* _What to produce_
Copy exactly the stretch of lines from the one holding "Output the text content of this document." through the last line of the data below, inclusive. Leave out pictures.
:: Extracted records ::
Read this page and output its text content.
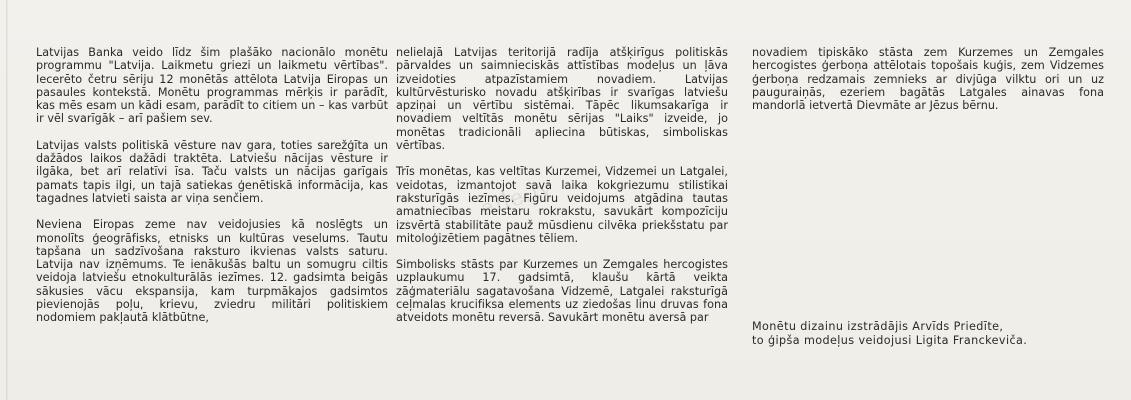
Latvijas Banka veido līdz šim plašāko nacionālo monētu programmu "Latvija. Laikmetu griezi un laikmetu vērtības". Iecerēto četru sēriju 12 monētās attēlota Latvija Eiropas un pasaules kontekstā. Monētu programmas mērķis ir parādīt, kas mēs esam un kādi esam, parādīt to citiem un – kas varbūt ir vēl svarīgāk – arī pašiem sev.

Latvijas valsts politiskā vēsture nav gara, toties sarežģīta un dažādos laikos dažādi traktēta. Latviešu nācijas vēsture ir ilgāka, bet arī relatīvi īsa. Taču valsts un nācijas garīgais pamats tapis ilgi, un tajā satiekas ģenētiskā informācija, kas tagadnes latvieti saista ar viņa senčiem.

Neviena Eiropas zeme nav veidojusies kā noslēgts un monolīts ģeogrāfisks, etnisks un kultūras veselums. Tautu tapšana un sadzīvošana raksturo ikvienas valsts saturu. Latvija nav izņēmums. Te ienākušās baltu un somugru ciltis veidoja latviešu etnokulturālās iezīmes. 12. gadsimta beigās sākusies vācu ekspansija, kam turpmākajos gadsimtos pievienojās poļu, krievu, zviedru militāri politiskiem nodomiem pakļautā klātbūtne,

nelielajā Latvijas teritorijā radīja atšķirīgus politiskās pārvaldes un saimnieciskās attīstības modeļus un ļāva izveidoties atpazīstamiem novadiem. Latvijas kultūrvēsturisko novadu atšķirības ir svarīgas latviešu apziņai un vērtību sistēmai. Tāpēc likumsakarīga ir novadiem veltītās monētu sērijas "Laiks" izveide, jo monētas tradicionāli apliecina būtiskas, simboliskas vērtības.

Trīs monētas, kas veltītas Kurzemei, Vidzemei un Latgalei, veidotas, izmantojot savā laika kokgriezumu stilistikai raksturīgās iezīmes. Figūru veidojums atgādina tautas amatniecības meistaru rokrakstu, savukārt kompozīciju izsvērtā stabilitāte pauž mūsdienu cilvēka priekšstatu par mitoloģizētiem pagātnes tēliem.

Simbolisks stāsts par Kurzemes un Zemgales hercogistes uzplaukumu 17. gadsimtā, klaušu kārtā veikta zāģmateriālu sagatavošana Vidzemē, Latgalei raksturīgā ceļmalas krucifiksa elements uz ziedošas linu druvas fona atveidots monētu reversā. Savukārt monētu aversā par

novadiem tipiskāko stāsta zem Kurzemes un Zemgales hercogistes ģerboņa attēlotais topošais kuģis, zem Vidzemes ģerboņa redzamais zemnieks ar divjūga vilktu ori un uz pauguraiņās, ezeriem bagātās Latgales ainavas fona mandorlā ietvertā Dievmāte ar Jēzus bērnu.

Monētu dizainu izstrādājis Arvīds Priedīte,
to ģipša modeļus veidojusi Ligita Franckeviča.
alle.lv
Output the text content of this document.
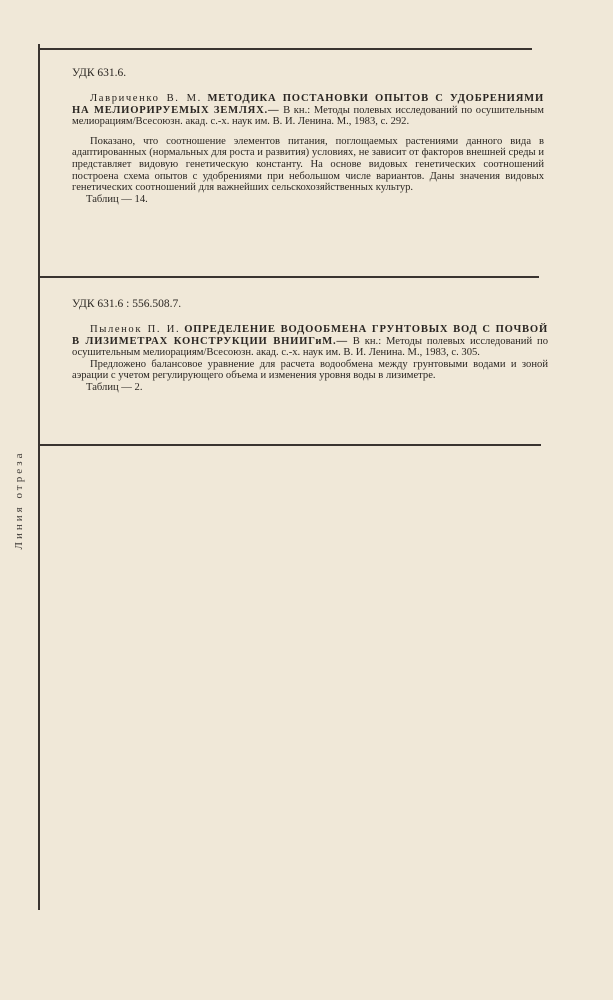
Линия отреза
УДК 631.6.

Лавриченко В. М. МЕТОДИКА ПОСТАНОВКИ ОПЫТОВ С УДОБРЕНИЯМИ НА МЕЛИОРИРУЕМЫХ ЗЕМЛЯХ.— В кн.: Методы полевых исследований по осушительным мелиорациям/Всесоюзн. акад. с.-х. наук им. В. И. Ленина. М., 1983, с. 292.

Показано, что соотношение элементов питания, поглощаемых растениями данного вида в адаптированных (нормальных для роста и развития) условиях, не зависит от факторов внешней среды и представляет видовую генетическую константу. На основе видовых генетических соотношений построена схема опытов с удобрениями при небольшом числе вариантов. Даны значения видовых генетических соотношений для важнейших сельскохозяйственных культур.

Таблиц — 14.

УДК 631.6 : 556.508.7.

Пыленок П. И. ОПРЕДЕЛЕНИЕ ВОДООБМЕНА ГРУНТОВЫХ ВОД С ПОЧВОЙ В ЛИЗИМЕТРАХ КОНСТРУКЦИИ ВНИИГиМ.— В кн.: Методы полевых исследований по осушительным мелиорациям/Всесоюзн. акад. с.-х. наук им. В. И. Ленина. М., 1983, с. 305.

Предложено балансовое уравнение для расчета водообмена между грунтовыми водами и зоной аэрации с учетом регулирующего объема и изменения уровня воды в лизиметре.

Таблиц — 2.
:::
* _Finished answer_
Output the text content of this document.
Линия отреза
УДК 631.6.

Лавриченко В. М. МЕТОДИКА ПОСТАНОВКИ ОПЫТОВ С УДОБРЕНИЯМИ НА МЕЛИОРИРУЕМЫХ ЗЕМЛЯХ.— В кн.: Методы полевых исследований по осушительным мелиорациям/Всесоюзн. акад. с.-х. наук им. В. И. Ленина. М., 1983, с. 292.

Показано, что соотношение элементов питания, поглощаемых растениями данного вида в адаптированных (нормальных для роста и развития) условиях, не зависит от факторов внешней среды и представляет видовую генетическую константу. На основе видовых генетических соотношений построена схема опытов с удобрениями при небольшом числе вариантов. Даны значения видовых генетических соотношений для важнейших сельскохозяйственных культур.

Таблиц — 14.

УДК 631.6 : 556.508.7.

Пыленок П. И. ОПРЕДЕЛЕНИЕ ВОДООБМЕНА ГРУНТОВЫХ ВОД С ПОЧВОЙ В ЛИЗИМЕТРАХ КОНСТРУКЦИИ ВНИИГиМ.— В кн.: Методы полевых исследований по осушительным мелиорациям/Всесоюзн. акад. с.-х. наук им. В. И. Ленина. М., 1983, с. 305.

Предложено балансовое уравнение для расчета водообмена между грунтовыми водами и зоной аэрации с учетом регулирующего объема и изменения уровня воды в лизиметре.

Таблиц — 2.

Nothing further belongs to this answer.